■ WORK TO BE COMPLETED ■
Your task is to repeat the lines below exactly, excluding any pictures they contain.

■ PROVIDED RECORDS ■
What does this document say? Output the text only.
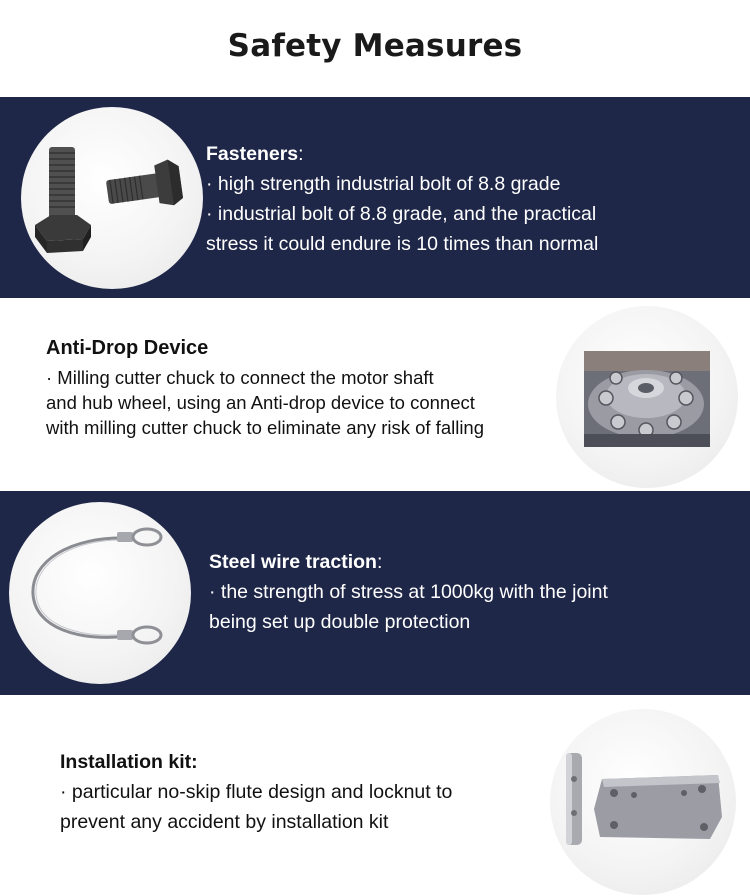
Safety Measures
Fasteners:
· high strength industrial bolt of 8.8 grade
· industrial bolt of 8.8 grade, and the practical
stress it could endure is 10 times than normal
Anti-Drop Device
· Milling cutter chuck to connect the motor shaft
and hub wheel, using an Anti-drop device to connect
with milling cutter chuck to eliminate any risk of falling
Steel wire traction:
· the strength of stress at 1000kg with the joint
being set up double protection
Installation kit:
· particular no-skip flute design and locknut to
prevent any accident by installation kit
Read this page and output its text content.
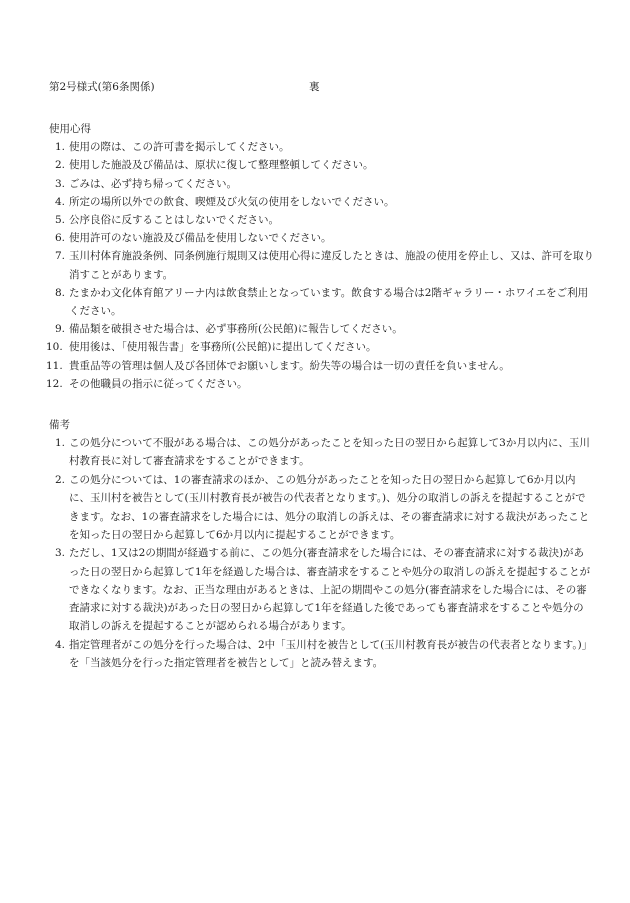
第2号様式(第6条関係)	裏

使用心得

1. 使用の際は、この許可書を掲示してください。
2. 使用した施設及び備品は、原状に復して整理整頓してください。
3. ごみは、必ず持ち帰ってください。
4. 所定の場所以外での飲食、喫煙及び火気の使用をしないでください。
5. 公序良俗に反することはしないでください。
6. 使用許可のない施設及び備品を使用しないでください。
7. 玉川村体育施設条例、同条例施行規則又は使用心得に違反したときは、施設の使用を停止し、又は、許可を取り消すことがあります。
8. たまかわ文化体育館アリーナ内は飲食禁止となっています。飲食する場合は2階ギャラリー・ホワイエをご利用ください。
9. 備品類を破損させた場合は、必ず事務所(公民館)に報告してください。
10. 使用後は、「使用報告書」を事務所(公民館)に提出してください。
11. 貴重品等の管理は個人及び各団体でお願いします。紛失等の場合は一切の責任を負いません。
12. その他職員の指示に従ってください。

備考

1. この処分について不服がある場合は、この処分があったことを知った日の翌日から起算して3か月以内に、玉川村教育長に対して審査請求をすることができます。
2. この処分については、1の審査請求のほか、この処分があったことを知った日の翌日から起算して6か月以内に、玉川村を被告として(玉川村教育長が被告の代表者となります。)、処分の取消しの訴えを提起することができます。なお、1の審査請求をした場合には、処分の取消しの訴えは、その審査請求に対する裁決があったことを知った日の翌日から起算して6か月以内に提起することができます。
3. ただし、1又は2の期間が経過する前に、この処分(審査請求をした場合には、その審査請求に対する裁決)があった日の翌日から起算して1年を経過した場合は、審査請求をすることや処分の取消しの訴えを提起することができなくなります。なお、正当な理由があるときは、上記の期間やこの処分(審査請求をした場合には、その審査請求に対する裁決)があった日の翌日から起算して1年を経過した後であっても審査請求をすることや処分の取消しの訴えを提起することが認められる場合があります。
4. 指定管理者がこの処分を行った場合は、2中「玉川村を被告として(玉川村教育長が被告の代表者となります。)」を「当該処分を行った指定管理者を被告として」と読み替えます。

■ REPLY ■
What does this document say? Output the text only.
Safety Measures
Fasteners:
· high strength industrial bolt of 8.8 grade
· industrial bolt of 8.8 grade, and the practical
stress it could endure is 10 times than normal
Anti-Drop Device
· Milling cutter chuck to connect the motor shaft
and hub wheel, using an Anti-drop device to connect
with milling cutter chuck to eliminate any risk of falling
Steel wire traction:
· the strength of stress at 1000kg with the joint
being set up double protection
Installation kit:
· particular no-skip flute design and locknut to
prevent any accident by installation kit
Read this page and output its text content.
第2号様式(第6条関係)	裏

使用心得

1. 使用の際は、この許可書を掲示してください。
2. 使用した施設及び備品は、原状に復して整理整頓してください。
3. ごみは、必ず持ち帰ってください。
4. 所定の場所以外での飲食、喫煙及び火気の使用をしないでください。
5. 公序良俗に反することはしないでください。
6. 使用許可のない施設及び備品を使用しないでください。
7. 玉川村体育施設条例、同条例施行規則又は使用心得に違反したときは、施設の使用を停止し、又は、許可を取り消すことがあります。
8. たまかわ文化体育館アリーナ内は飲食禁止となっています。飲食する場合は2階ギャラリー・ホワイエをご利用ください。
9. 備品類を破損させた場合は、必ず事務所(公民館)に報告してください。
10. 使用後は、「使用報告書」を事務所(公民館)に提出してください。
11. 貴重品等の管理は個人及び各団体でお願いします。紛失等の場合は一切の責任を負いません。
12. その他職員の指示に従ってください。

備考

1. この処分について不服がある場合は、この処分があったことを知った日の翌日から起算して3か月以内に、玉川村教育長に対して審査請求をすることができます。
2. この処分については、1の審査請求のほか、この処分があったことを知った日の翌日から起算して6か月以内に、玉川村を被告として(玉川村教育長が被告の代表者となります。)、処分の取消しの訴えを提起することができます。なお、1の審査請求をした場合には、処分の取消しの訴えは、その審査請求に対する裁決があったことを知った日の翌日から起算して6か月以内に提起することができます。
3. ただし、1又は2の期間が経過する前に、この処分(審査請求をした場合には、その審査請求に対する裁決)があった日の翌日から起算して1年を経過した場合は、審査請求をすることや処分の取消しの訴えを提起することができなくなります。なお、正当な理由があるときは、上記の期間やこの処分(審査請求をした場合には、その審査請求に対する裁決)があった日の翌日から起算して1年を経過した後であっても審査請求をすることや処分の取消しの訴えを提起することが認められる場合があります。
4. 指定管理者がこの処分を行った場合は、2中「玉川村を被告として(玉川村教育長が被告の代表者となります。)」を「当該処分を行った指定管理者を被告として」と読み替えます。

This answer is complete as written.